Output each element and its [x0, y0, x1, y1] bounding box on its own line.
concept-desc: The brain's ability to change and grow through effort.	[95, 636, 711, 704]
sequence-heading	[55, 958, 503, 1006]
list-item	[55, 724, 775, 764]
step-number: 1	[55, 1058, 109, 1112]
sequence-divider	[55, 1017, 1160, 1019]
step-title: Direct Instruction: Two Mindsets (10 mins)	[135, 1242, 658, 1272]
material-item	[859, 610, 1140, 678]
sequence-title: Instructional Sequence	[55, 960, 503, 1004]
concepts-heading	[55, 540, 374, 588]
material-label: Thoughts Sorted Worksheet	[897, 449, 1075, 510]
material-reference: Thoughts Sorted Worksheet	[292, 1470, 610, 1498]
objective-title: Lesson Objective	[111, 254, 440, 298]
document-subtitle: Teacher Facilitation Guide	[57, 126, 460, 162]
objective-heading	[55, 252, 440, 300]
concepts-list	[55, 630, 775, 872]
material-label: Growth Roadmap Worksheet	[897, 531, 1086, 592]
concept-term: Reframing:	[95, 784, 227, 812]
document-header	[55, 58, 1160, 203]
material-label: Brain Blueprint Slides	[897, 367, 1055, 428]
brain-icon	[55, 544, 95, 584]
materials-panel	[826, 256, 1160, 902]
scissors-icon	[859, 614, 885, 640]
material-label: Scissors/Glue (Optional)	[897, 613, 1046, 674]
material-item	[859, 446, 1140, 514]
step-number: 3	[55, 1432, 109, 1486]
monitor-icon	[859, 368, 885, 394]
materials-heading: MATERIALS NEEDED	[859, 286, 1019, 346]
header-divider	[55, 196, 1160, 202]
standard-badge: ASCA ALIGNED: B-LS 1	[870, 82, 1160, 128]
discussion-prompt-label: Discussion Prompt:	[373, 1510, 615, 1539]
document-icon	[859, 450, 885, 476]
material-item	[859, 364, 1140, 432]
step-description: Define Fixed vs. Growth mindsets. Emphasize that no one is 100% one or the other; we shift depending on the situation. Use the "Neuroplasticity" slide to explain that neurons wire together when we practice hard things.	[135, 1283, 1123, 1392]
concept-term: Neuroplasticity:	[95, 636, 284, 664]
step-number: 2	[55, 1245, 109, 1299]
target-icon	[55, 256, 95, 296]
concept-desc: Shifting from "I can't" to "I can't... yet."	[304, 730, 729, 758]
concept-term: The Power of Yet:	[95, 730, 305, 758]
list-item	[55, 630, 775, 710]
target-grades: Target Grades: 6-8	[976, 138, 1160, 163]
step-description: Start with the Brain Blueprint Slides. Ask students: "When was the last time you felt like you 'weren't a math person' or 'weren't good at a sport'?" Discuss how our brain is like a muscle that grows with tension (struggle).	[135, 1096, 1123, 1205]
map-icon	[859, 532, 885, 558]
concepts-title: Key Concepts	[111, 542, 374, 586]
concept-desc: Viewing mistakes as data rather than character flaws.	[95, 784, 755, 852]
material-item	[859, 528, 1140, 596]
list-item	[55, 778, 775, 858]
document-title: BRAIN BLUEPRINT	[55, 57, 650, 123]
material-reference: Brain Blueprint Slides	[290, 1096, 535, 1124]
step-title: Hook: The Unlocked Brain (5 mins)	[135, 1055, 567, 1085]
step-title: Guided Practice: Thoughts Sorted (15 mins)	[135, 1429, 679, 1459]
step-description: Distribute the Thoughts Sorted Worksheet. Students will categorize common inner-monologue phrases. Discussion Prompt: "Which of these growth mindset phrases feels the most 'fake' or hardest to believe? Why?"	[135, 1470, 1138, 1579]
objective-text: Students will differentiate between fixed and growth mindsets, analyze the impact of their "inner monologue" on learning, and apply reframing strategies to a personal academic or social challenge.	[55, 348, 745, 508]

* * * *

Reproduce the material above word for word, from its first line through the line that contains "standard-badge: ASCA ALIGNED: B-LS", with both of those lines included.

* Problem solution *
Output each element and its [x0, y0, x1, y1] bounding box on its own line.
concept-desc: The brain's ability to change and grow through effort.	[95, 636, 711, 704]
sequence-heading	[55, 958, 503, 1006]
list-item	[55, 724, 775, 764]
step-number: 1	[55, 1058, 109, 1112]
sequence-divider	[55, 1017, 1160, 1019]
step-title: Direct Instruction: Two Mindsets (10 mins)	[135, 1242, 658, 1272]
material-item	[859, 610, 1140, 678]
sequence-title: Instructional Sequence	[55, 960, 503, 1004]
concepts-heading	[55, 540, 374, 588]
material-label: Thoughts Sorted Worksheet	[897, 449, 1075, 510]
material-reference: Thoughts Sorted Worksheet	[292, 1470, 610, 1498]
objective-title: Lesson Objective	[111, 254, 440, 298]
document-subtitle: Teacher Facilitation Guide	[57, 126, 460, 162]
objective-heading	[55, 252, 440, 300]
concepts-list	[55, 630, 775, 872]
material-label: Growth Roadmap Worksheet	[897, 531, 1086, 592]
concept-term: Reframing:	[95, 784, 227, 812]
document-header	[55, 58, 1160, 203]
material-label: Brain Blueprint Slides	[897, 367, 1055, 428]
brain-icon	[55, 544, 95, 584]
materials-panel	[826, 256, 1160, 902]
scissors-icon	[859, 614, 885, 640]
material-label: Scissors/Glue (Optional)	[897, 613, 1046, 674]
material-item	[859, 446, 1140, 514]
step-number: 3	[55, 1432, 109, 1486]
monitor-icon	[859, 368, 885, 394]
materials-heading: MATERIALS NEEDED	[859, 286, 1019, 346]
header-divider	[55, 196, 1160, 202]
standard-badge: ASCA ALIGNED: B-LS 1	[870, 82, 1160, 128]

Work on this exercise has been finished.